[Given problem] Gather every line below where "indicator" appears.

━━━ Dataset rows ━━━

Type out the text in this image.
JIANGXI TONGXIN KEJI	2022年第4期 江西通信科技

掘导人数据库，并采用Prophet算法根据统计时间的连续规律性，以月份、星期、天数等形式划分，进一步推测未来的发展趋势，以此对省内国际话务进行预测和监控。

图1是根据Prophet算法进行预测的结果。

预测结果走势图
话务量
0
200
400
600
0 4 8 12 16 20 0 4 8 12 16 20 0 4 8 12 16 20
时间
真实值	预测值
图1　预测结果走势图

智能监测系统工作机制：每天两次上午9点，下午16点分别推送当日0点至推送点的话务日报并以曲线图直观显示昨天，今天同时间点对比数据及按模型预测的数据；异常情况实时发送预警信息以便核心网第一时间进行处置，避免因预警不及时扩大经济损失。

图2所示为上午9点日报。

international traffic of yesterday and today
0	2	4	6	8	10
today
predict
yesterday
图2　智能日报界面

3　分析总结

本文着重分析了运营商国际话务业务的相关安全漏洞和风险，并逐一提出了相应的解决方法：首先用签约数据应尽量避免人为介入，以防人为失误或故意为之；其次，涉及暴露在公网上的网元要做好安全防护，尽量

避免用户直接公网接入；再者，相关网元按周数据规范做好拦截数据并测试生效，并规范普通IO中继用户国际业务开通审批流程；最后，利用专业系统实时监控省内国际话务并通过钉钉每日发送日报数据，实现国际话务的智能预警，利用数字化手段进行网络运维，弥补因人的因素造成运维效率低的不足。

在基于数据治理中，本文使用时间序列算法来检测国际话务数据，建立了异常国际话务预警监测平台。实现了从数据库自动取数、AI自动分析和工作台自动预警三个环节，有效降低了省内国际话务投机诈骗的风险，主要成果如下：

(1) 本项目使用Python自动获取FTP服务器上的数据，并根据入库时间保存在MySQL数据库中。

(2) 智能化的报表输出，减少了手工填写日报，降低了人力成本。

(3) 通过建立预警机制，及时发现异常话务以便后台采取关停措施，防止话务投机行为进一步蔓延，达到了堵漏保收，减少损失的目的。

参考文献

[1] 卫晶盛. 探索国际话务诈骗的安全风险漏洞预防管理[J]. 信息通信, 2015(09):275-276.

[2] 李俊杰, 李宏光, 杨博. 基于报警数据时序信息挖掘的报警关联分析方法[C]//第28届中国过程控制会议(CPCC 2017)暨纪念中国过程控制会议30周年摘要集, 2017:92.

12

━━━
━━━ Dataset rows ━━━

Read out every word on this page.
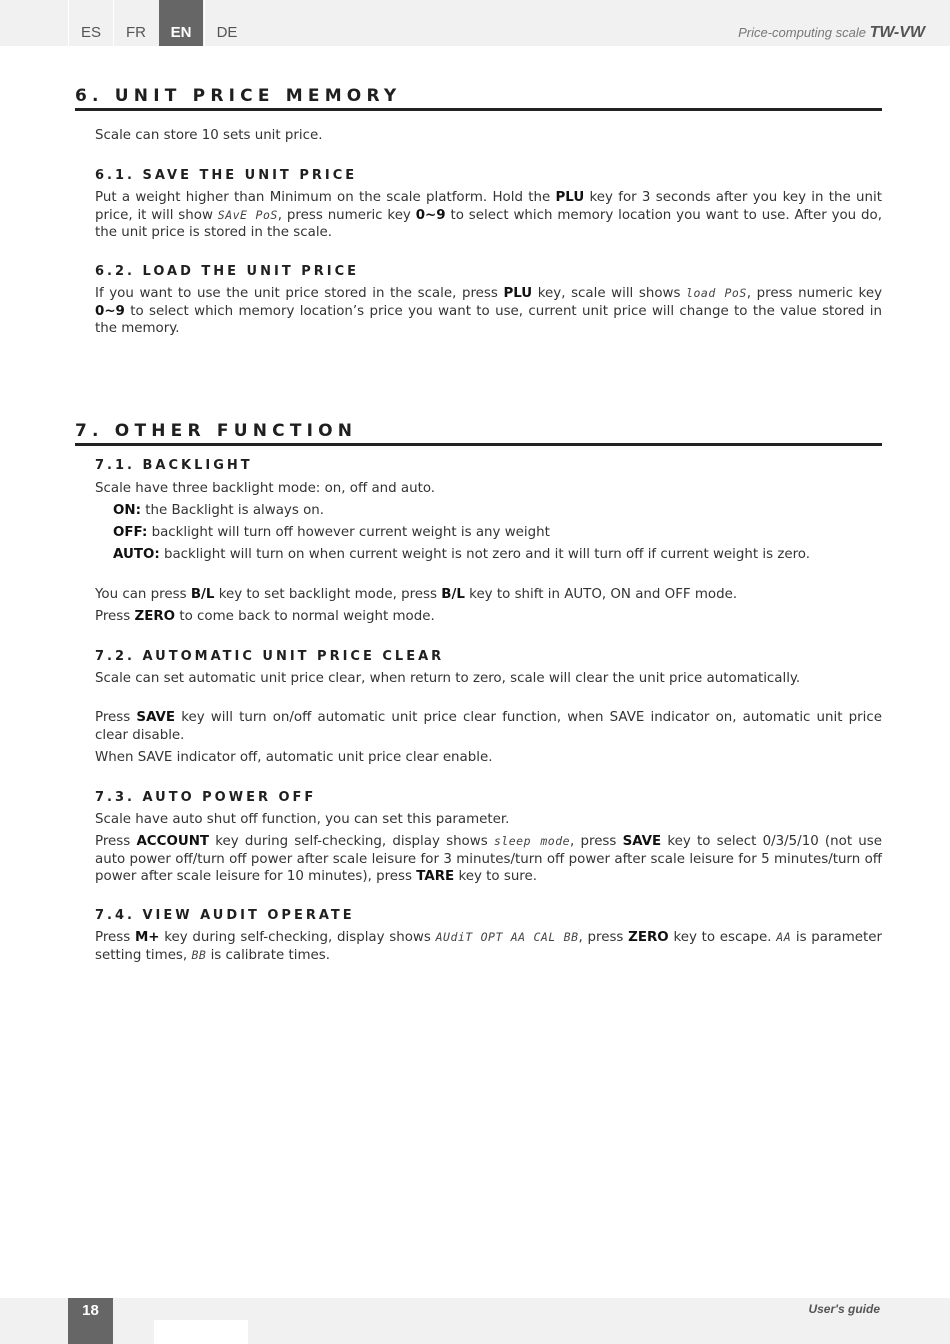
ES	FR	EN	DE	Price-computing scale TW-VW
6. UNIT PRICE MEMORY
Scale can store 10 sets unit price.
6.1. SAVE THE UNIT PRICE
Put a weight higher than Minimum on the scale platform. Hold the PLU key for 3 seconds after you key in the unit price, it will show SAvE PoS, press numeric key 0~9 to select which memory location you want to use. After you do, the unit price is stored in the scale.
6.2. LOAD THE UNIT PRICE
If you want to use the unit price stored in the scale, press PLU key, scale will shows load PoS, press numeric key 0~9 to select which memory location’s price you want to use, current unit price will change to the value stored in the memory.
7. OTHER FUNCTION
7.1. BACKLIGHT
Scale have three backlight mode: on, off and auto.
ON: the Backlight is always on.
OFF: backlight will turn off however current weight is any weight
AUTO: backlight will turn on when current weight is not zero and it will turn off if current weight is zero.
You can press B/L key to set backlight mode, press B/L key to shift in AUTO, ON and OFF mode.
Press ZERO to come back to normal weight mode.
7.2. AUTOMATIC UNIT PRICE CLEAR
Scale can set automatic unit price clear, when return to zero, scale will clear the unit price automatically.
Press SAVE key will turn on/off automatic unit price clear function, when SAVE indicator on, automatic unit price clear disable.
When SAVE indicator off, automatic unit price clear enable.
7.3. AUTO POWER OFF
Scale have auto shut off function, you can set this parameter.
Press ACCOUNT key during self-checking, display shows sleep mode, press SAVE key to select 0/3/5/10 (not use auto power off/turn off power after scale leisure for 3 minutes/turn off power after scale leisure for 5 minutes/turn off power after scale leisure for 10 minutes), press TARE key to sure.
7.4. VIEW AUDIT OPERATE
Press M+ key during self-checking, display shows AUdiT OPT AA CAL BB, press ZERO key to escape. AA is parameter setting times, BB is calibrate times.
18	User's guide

━━━

[The completed task]
Press SAVE key will turn on/off automatic unit price clear function, when SAVE indicator on, automatic unit price clear disable.
When SAVE indicator off, automatic unit price clear enable.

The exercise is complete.